DIRECTIONS FOR THIS TASK> Give back all the data exactly, line by line.

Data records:

▼

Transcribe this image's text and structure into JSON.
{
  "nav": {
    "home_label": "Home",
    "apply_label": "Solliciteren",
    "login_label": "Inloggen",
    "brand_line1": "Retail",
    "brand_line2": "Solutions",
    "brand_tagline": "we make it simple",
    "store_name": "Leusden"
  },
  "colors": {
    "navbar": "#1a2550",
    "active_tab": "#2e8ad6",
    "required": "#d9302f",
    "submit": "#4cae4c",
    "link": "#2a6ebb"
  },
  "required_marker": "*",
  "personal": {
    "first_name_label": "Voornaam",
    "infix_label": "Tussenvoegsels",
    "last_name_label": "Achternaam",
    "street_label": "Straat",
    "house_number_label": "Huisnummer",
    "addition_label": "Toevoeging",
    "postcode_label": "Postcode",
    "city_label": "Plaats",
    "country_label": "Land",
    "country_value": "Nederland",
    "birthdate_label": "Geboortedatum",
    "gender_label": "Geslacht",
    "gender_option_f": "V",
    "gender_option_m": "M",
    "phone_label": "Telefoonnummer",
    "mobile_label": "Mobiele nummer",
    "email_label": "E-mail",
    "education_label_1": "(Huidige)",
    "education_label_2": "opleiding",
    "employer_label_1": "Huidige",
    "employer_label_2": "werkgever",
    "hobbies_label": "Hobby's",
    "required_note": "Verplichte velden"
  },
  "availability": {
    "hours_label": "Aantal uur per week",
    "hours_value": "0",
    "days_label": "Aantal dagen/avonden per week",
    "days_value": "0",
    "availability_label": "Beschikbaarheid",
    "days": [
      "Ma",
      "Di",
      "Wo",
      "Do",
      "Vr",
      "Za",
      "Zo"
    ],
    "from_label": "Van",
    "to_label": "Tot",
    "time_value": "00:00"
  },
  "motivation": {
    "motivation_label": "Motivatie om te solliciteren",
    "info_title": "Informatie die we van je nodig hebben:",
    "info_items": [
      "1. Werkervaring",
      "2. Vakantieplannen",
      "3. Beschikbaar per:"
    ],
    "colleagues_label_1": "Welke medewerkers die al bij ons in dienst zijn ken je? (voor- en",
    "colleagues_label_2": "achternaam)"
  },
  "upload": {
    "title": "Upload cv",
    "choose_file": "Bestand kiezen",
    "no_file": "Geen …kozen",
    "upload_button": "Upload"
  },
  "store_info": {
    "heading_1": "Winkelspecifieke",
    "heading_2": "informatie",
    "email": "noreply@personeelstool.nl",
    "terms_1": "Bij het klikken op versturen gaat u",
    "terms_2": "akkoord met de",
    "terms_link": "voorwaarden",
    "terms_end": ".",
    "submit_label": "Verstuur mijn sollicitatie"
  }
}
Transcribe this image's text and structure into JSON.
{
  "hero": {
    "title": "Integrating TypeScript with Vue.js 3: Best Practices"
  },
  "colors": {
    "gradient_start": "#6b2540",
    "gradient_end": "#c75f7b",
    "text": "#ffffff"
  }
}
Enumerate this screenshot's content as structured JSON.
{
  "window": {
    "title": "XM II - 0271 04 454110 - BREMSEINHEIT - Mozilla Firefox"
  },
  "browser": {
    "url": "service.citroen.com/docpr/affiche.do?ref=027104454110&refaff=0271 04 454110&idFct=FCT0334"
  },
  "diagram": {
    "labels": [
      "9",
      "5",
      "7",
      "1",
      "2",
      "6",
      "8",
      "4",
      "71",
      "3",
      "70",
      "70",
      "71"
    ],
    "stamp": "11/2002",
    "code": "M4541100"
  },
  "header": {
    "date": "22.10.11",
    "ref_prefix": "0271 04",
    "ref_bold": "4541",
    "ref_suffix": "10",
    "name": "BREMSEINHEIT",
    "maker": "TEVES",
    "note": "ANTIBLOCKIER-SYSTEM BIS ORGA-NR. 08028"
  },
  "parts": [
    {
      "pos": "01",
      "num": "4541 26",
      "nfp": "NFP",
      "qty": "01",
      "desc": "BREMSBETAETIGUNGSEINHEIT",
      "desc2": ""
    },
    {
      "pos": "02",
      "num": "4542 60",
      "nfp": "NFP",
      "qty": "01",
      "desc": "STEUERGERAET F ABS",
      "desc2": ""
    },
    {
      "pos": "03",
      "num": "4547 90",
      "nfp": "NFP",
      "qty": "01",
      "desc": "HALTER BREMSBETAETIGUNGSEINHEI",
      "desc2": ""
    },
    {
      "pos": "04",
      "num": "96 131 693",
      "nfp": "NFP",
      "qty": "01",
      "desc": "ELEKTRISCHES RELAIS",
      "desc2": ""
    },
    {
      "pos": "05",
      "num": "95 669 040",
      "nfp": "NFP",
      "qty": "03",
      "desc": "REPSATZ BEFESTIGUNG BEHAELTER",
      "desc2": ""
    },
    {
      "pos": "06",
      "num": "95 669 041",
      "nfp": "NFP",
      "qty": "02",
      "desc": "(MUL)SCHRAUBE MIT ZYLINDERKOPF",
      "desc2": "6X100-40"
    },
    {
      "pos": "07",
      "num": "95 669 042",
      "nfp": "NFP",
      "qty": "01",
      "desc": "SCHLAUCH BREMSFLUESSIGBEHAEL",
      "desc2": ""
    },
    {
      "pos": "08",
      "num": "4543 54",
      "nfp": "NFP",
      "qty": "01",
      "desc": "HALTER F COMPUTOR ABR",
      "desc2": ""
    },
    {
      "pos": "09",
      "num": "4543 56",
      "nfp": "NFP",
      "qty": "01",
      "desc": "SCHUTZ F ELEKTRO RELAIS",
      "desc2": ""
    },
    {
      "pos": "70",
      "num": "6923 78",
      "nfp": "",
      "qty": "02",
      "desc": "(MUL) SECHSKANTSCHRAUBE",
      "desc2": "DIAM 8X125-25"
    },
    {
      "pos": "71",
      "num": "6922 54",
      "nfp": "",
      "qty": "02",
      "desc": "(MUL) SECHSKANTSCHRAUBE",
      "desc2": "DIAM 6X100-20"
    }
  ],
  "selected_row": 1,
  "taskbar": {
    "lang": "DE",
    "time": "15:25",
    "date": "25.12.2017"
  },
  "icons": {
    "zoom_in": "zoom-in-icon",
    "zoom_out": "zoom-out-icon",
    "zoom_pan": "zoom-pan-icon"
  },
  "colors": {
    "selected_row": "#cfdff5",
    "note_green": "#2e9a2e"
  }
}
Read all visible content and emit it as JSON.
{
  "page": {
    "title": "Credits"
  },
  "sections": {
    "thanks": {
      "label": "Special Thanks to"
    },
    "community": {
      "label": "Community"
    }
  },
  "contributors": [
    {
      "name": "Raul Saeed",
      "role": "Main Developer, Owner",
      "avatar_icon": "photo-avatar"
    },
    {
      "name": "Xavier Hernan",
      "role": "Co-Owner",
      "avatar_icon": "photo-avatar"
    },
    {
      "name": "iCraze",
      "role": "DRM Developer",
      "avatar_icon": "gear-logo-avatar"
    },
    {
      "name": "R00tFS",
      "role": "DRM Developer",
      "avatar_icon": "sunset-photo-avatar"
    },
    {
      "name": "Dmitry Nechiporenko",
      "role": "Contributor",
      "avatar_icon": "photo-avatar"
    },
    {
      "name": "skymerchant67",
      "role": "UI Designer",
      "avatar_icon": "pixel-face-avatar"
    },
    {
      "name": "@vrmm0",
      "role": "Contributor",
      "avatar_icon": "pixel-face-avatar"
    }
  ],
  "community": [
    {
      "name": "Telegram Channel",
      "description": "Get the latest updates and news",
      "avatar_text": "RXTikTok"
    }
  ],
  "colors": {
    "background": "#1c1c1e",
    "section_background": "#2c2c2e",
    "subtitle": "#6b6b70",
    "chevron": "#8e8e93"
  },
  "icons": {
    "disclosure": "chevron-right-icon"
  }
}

▲

ANSWER TO THIS EXERCISE>
Transcribe this image's text and structure into JSON.
{
  "nav": {
    "home_label": "Home",
    "apply_label": "Solliciteren",
    "login_label": "Inloggen",
    "brand_line1": "Retail",
    "brand_line2": "Solutions",
    "brand_tagline": "we make it simple",
    "store_name": "Leusden"
  },
  "colors": {
    "navbar": "#1a2550",
    "active_tab": "#2e8ad6",
    "required": "#d9302f",
    "submit": "#4cae4c",
    "link": "#2a6ebb"
  },
  "required_marker": "*",
  "personal": {
    "first_name_label": "Voornaam",
    "infix_label": "Tussenvoegsels",
    "last_name_label": "Achternaam",
    "street_label": "Straat",
    "house_number_label": "Huisnummer",
    "addition_label": "Toevoeging",
    "postcode_label": "Postcode",
    "city_label": "Plaats",
    "country_label": "Land",
    "country_value": "Nederland",
    "birthdate_label": "Geboortedatum",
    "gender_label": "Geslacht",
    "gender_option_f": "V",
    "gender_option_m": "M",
    "phone_label": "Telefoonnummer",
    "mobile_label": "Mobiele nummer",
    "email_label": "E-mail",
    "education_label_1": "(Huidige)",
    "education_label_2": "opleiding",
    "employer_label_1": "Huidige",
    "employer_label_2": "werkgever",
    "hobbies_label": "Hobby's",
    "required_note": "Verplichte velden"
  },
  "availability": {
    "hours_label": "Aantal uur per week",
    "hours_value": "0",
    "days_label": "Aantal dagen/avonden per week",
    "days_value": "0",
    "availability_label": "Beschikbaarheid",
    "days": [
      "Ma",
      "Di",
      "Wo",
      "Do",
      "Vr",
      "Za",
      "Zo"
    ],
    "from_label": "Van",
    "to_label": "Tot",
    "time_value": "00:00"
  },
  "motivation": {
    "motivation_label": "Motivatie om te solliciteren",
    "info_title": "Informatie die we van je nodig hebben:",
    "info_items": [
      "1. Werkervaring",
      "2. Vakantieplannen",
      "3. Beschikbaar per:"
    ],
    "colleagues_label_1": "Welke medewerkers die al bij ons in dienst zijn ken je? (voor- en",
    "colleagues_label_2": "achternaam)"
  },
  "upload": {
    "title": "Upload cv",
    "choose_file": "Bestand kiezen",
    "no_file": "Geen …kozen",
    "upload_button": "Upload"
  },
  "store_info": {
    "heading_1": "Winkelspecifieke",
    "heading_2": "informatie",
    "email": "noreply@personeelstool.nl",
    "terms_1": "Bij het klikken op versturen gaat u",
    "terms_2": "akkoord met de",
    "terms_link": "voorwaarden",
    "terms_end": ".",
    "submit_label": "Verstuur mijn sollicitatie"
  }
}
Transcribe this image's text and structure into JSON.
{
  "hero": {
    "title": "Integrating TypeScript with Vue.js 3: Best Practices"
  },
  "colors": {
    "gradient_start": "#6b2540",
    "gradient_end": "#c75f7b",
    "text": "#ffffff"
  }
}
Enumerate this screenshot's content as structured JSON.
{
  "window": {
    "title": "XM II - 0271 04 454110 - BREMSEINHEIT - Mozilla Firefox"
  },
  "browser": {
    "url": "service.citroen.com/docpr/affiche.do?ref=027104454110&refaff=0271 04 454110&idFct=FCT0334"
  },
  "diagram": {
    "labels": [
      "9",
      "5",
      "7",
      "1",
      "2",
      "6",
      "8",
      "4",
      "71",
      "3",
      "70",
      "70",
      "71"
    ],
    "stamp": "11/2002",
    "code": "M4541100"
  },
  "header": {
    "date": "22.10.11",
    "ref_prefix": "0271 04",
    "ref_bold": "4541",
    "ref_suffix": "10",
    "name": "BREMSEINHEIT",
    "maker": "TEVES",
    "note": "ANTIBLOCKIER-SYSTEM BIS ORGA-NR. 08028"
  },
  "parts": [
    {
      "pos": "01",
      "num": "4541 26",
      "nfp": "NFP",
      "qty": "01",
      "desc": "BREMSBETAETIGUNGSEINHEIT",
      "desc2": ""
    },
    {
      "pos": "02",
      "num": "4542 60",
      "nfp": "NFP",
      "qty": "01",
      "desc": "STEUERGERAET F ABS",
      "desc2": ""
    },
    {
      "pos": "03",
      "num": "4547 90",
      "nfp": "NFP",
      "qty": "01",
      "desc": "HALTER BREMSBETAETIGUNGSEINHEI",
      "desc2": ""
    },
    {
      "pos": "04",
      "num": "96 131 693",
      "nfp": "NFP",
      "qty": "01",
      "desc": "ELEKTRISCHES RELAIS",
      "desc2": ""
    },
    {
      "pos": "05",
      "num": "95 669 040",
      "nfp": "NFP",
      "qty": "03",
      "desc": "REPSATZ BEFESTIGUNG BEHAELTER",
      "desc2": ""
    },
    {
      "pos": "06",
      "num": "95 669 041",
      "nfp": "NFP",
      "qty": "02",
      "desc": "(MUL)SCHRAUBE MIT ZYLINDERKOPF",
      "desc2": "6X100-40"
    },
    {
      "pos": "07",
      "num": "95 669 042",
      "nfp": "NFP",
      "qty": "01",
      "desc": "SCHLAUCH BREMSFLUESSIGBEHAEL",
      "desc2": ""
    },
    {
      "pos": "08",
      "num": "4543 54",
      "nfp": "NFP",
      "qty": "01",
      "desc": "HALTER F COMPUTOR ABR",
      "desc2": ""
    },
    {
      "pos": "09",
      "num": "4543 56",
      "nfp": "NFP",
      "qty": "01",
      "desc": "SCHUTZ F ELEKTRO RELAIS",
      "desc2": ""
    },
    {
      "pos": "70",
      "num": "6923 78",
      "nfp": "",
      "qty": "02",
      "desc": "(MUL) SECHSKANTSCHRAUBE",
      "desc2": "DIAM 8X125-25"
    },
    {
      "pos": "71",
      "num": "6922 54",
      "nfp": "",
      "qty": "02",
      "desc": "(MUL) SECHSKANTSCHRAUBE",
      "desc2": "DIAM 6X100-20"
    }
  ],
  "selected_row": 1,
  "taskbar": {
    "lang": "DE",
    "time": "15:25",
    "date": "25.12.2017"
  },
  "icons": {
    "zoom_in": "zoom-in-icon",
    "zoom_out": "zoom-out-icon",
    "zoom_pan": "zoom-pan-icon"
  },
  "colors": {
    "selected_row": "#cfdff5",
    "note_green": "#2e9a2e"
  }
}
Read all visible content and emit it as JSON.
{
  "page": {
    "title": "Credits"
  },
  "sections": {
    "thanks": {
      "label": "Special Thanks to"
    },
    "community": {
      "label": "Community"
    }
  },
  "contributors": [
    {
      "name": "Raul Saeed",
      "role": "Main Developer, Owner",
      "avatar_icon": "photo-avatar"
    },
    {
      "name": "Xavier Hernan",
      "role": "Co-Owner",
      "avatar_icon": "photo-avatar"
    },
    {
      "name": "iCraze",
      "role": "DRM Developer",
      "avatar_icon": "gear-logo-avatar"
    },
    {
      "name": "R00tFS",
      "role": "DRM Developer",
      "avatar_icon": "sunset-photo-avatar"
    },
    {
      "name": "Dmitry Nechiporenko",
      "role": "Contributor",
      "avatar_icon": "photo-avatar"
    },
    {
      "name": "skymerchant67",
      "role": "UI Designer",
      "avatar_icon": "pixel-face-avatar"
    },
    {
      "name": "@vrmm0",
      "role": "Contributor",
      "avatar_icon": "pixel-face-avatar"
    }
  ],
  "community": [
    {
      "name": "Telegram Channel",
      "description": "Get the latest updates and news",
      "avatar_text": "RXTikTok"
    }
  ],
  "colors": {
    "background": "#1c1c1e",
    "section_background": "#2c2c2e",
    "subtitle": "#6b6b70",
    "chevron": "#8e8e93"
  },
  "icons": {
    "disclosure": "chevron-right-icon"
  }
}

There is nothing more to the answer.